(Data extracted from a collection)
------------------------------
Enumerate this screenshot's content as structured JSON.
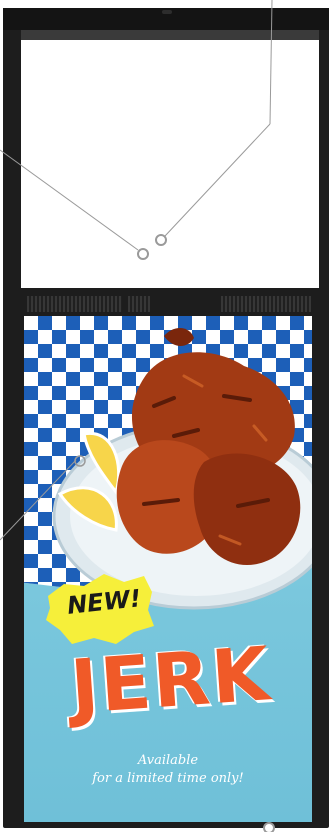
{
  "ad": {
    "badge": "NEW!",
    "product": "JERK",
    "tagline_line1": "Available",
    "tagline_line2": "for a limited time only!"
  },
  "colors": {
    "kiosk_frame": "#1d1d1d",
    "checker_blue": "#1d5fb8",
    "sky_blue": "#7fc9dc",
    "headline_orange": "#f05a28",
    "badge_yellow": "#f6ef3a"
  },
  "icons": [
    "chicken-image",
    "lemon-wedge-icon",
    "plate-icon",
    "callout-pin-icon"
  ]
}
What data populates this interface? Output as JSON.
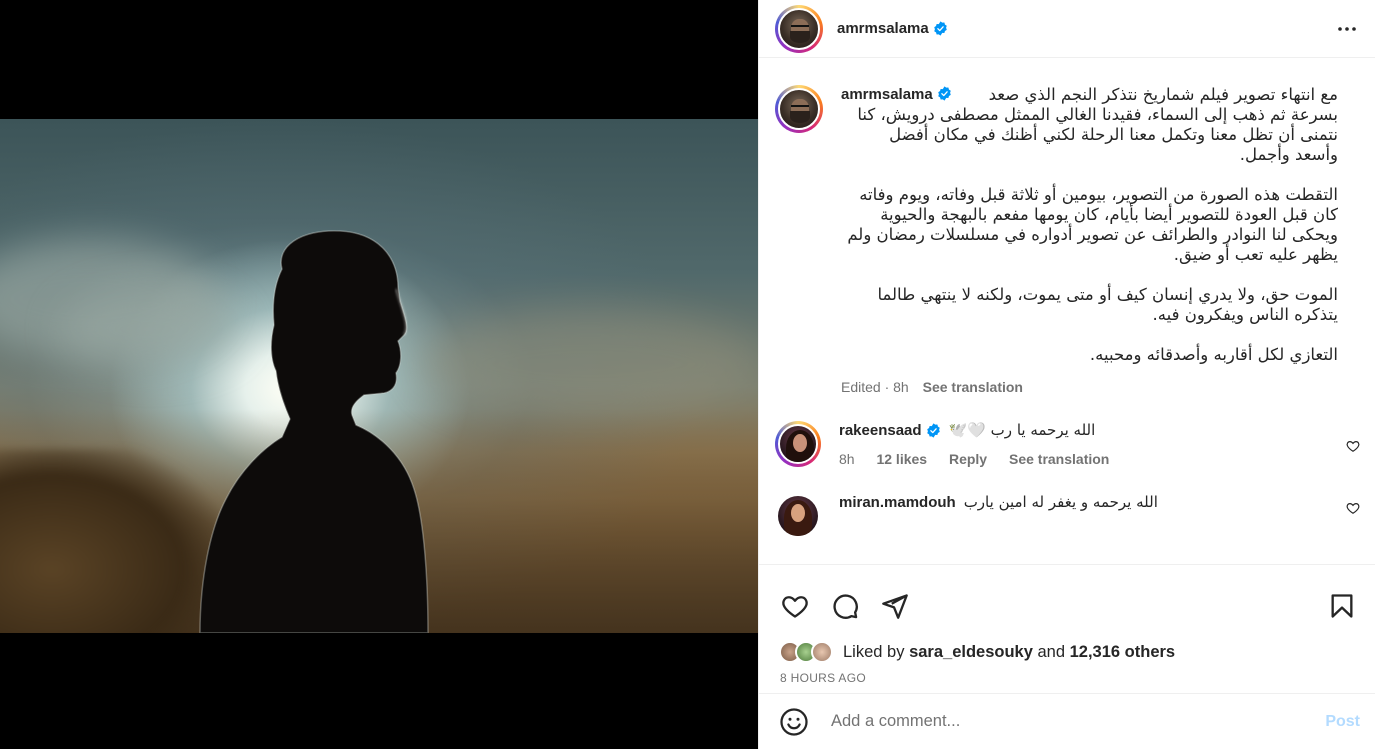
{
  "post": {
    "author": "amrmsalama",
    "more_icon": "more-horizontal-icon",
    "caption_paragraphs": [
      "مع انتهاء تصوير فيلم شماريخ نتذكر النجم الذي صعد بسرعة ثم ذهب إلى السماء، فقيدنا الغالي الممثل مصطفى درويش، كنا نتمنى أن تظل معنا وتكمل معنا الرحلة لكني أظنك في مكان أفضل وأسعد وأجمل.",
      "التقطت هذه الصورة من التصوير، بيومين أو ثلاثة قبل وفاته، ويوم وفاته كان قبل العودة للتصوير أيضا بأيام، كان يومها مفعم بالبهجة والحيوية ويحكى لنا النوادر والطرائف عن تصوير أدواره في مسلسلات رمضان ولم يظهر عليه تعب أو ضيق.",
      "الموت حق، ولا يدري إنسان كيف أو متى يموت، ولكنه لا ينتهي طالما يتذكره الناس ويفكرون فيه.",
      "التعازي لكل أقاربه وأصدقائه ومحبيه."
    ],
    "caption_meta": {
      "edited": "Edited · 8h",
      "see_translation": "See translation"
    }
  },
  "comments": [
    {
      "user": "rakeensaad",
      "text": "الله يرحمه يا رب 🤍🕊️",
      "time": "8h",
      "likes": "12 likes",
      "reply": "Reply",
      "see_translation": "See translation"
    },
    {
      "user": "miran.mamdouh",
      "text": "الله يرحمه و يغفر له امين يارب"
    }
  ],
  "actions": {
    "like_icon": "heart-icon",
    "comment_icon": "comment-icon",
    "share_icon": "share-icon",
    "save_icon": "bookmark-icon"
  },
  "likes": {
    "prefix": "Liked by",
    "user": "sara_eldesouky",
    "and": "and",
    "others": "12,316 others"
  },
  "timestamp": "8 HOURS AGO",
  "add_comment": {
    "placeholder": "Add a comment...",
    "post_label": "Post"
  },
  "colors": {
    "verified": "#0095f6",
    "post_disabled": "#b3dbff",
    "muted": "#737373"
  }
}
------------------------------
▶ Exercise directions
The lines to collect are those holding the string "تصوير"; copy them all.

▶ Task result
      "مع انتهاء تصوير فيلم شماريخ نتذكر النجم الذي صعد بسرعة ثم ذهب إلى السماء، فقيدنا الغالي الممثل مصطفى درويش، كنا نتمنى أن تظل معنا وتكمل معنا الرحلة لكني أظنك في مكان أفضل وأسعد وأجمل.",
      "التقطت هذه الصورة من التصوير، بيومين أو ثلاثة قبل وفاته، ويوم وفاته كان قبل العودة للتصوير أيضا بأيام، كان يومها مفعم بالبهجة والحيوية ويحكى لنا النوادر والطرائف عن تصوير أدواره في مسلسلات رمضان ولم يظهر عليه تعب أو ضيق.",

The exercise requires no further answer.